Reply with one number only, the count of lines holding the string "score".
= = =
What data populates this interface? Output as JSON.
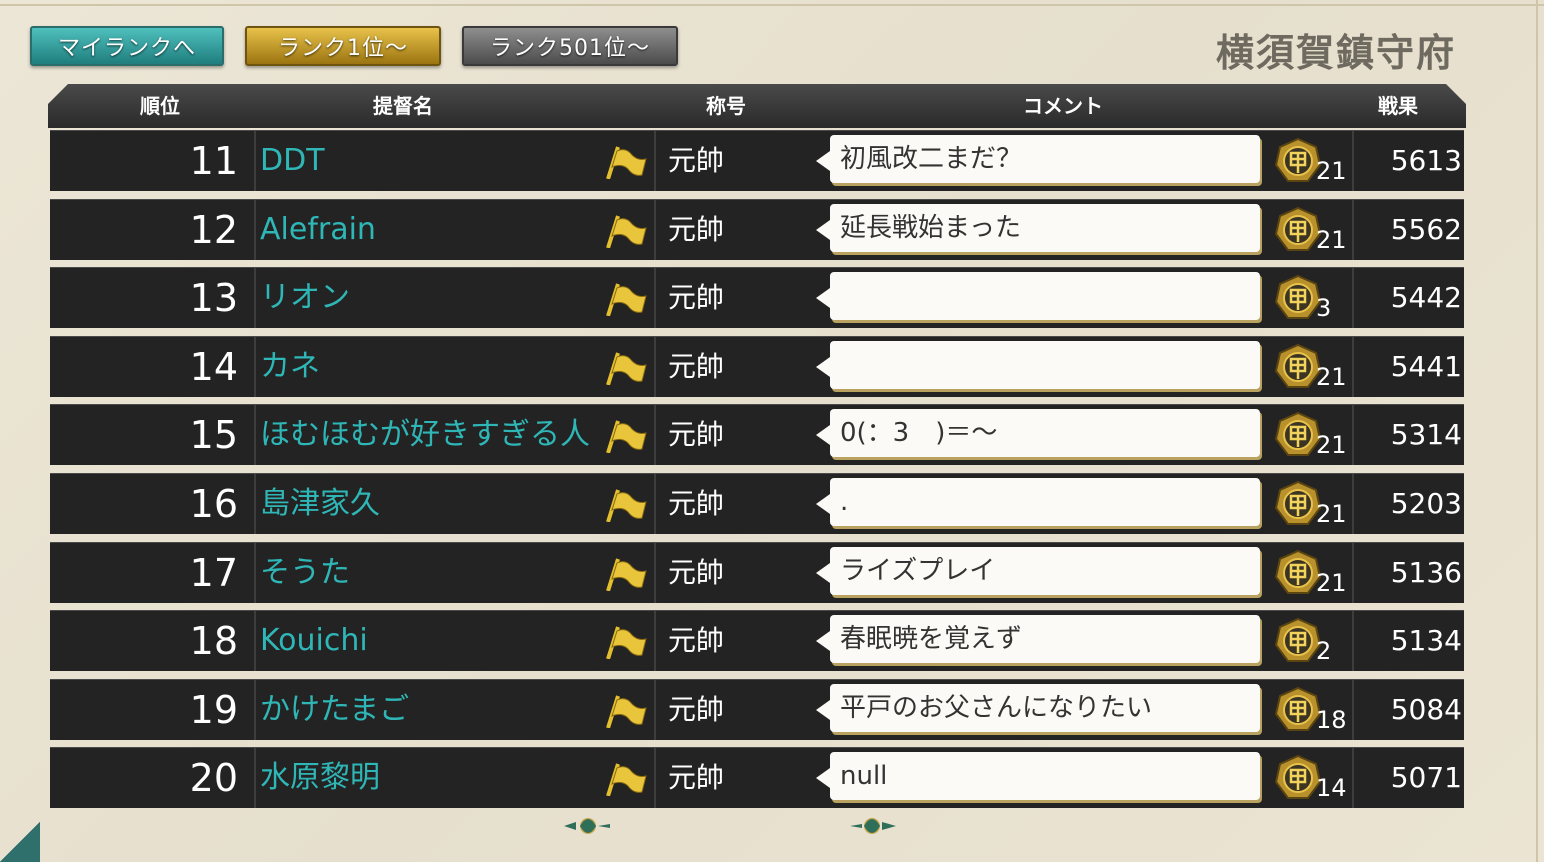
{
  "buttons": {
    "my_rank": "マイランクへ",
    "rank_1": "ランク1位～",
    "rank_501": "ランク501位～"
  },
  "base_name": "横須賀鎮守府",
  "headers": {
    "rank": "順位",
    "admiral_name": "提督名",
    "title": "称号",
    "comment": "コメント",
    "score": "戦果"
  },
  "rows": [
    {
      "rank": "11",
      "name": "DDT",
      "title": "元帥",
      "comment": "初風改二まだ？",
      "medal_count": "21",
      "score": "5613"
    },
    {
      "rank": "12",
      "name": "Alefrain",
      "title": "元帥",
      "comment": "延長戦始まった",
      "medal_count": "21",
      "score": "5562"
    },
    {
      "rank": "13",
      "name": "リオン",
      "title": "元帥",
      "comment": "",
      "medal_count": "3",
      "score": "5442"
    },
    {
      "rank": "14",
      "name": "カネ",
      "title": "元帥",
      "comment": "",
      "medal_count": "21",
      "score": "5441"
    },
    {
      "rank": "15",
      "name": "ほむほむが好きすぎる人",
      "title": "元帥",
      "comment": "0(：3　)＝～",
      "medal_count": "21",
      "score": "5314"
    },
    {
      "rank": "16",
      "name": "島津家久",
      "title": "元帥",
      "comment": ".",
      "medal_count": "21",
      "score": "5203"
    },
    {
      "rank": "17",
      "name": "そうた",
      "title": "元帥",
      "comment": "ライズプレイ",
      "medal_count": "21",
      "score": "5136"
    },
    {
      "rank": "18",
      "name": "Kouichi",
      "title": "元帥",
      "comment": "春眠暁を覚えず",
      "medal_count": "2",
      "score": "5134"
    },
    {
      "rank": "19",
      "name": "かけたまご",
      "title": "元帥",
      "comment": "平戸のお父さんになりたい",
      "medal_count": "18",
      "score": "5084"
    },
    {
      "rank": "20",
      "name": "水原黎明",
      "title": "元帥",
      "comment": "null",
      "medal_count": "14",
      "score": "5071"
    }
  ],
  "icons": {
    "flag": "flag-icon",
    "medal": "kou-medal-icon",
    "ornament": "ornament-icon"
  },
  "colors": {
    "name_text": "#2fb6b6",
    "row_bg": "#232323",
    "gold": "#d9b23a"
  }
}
= = =
◆ The answer
11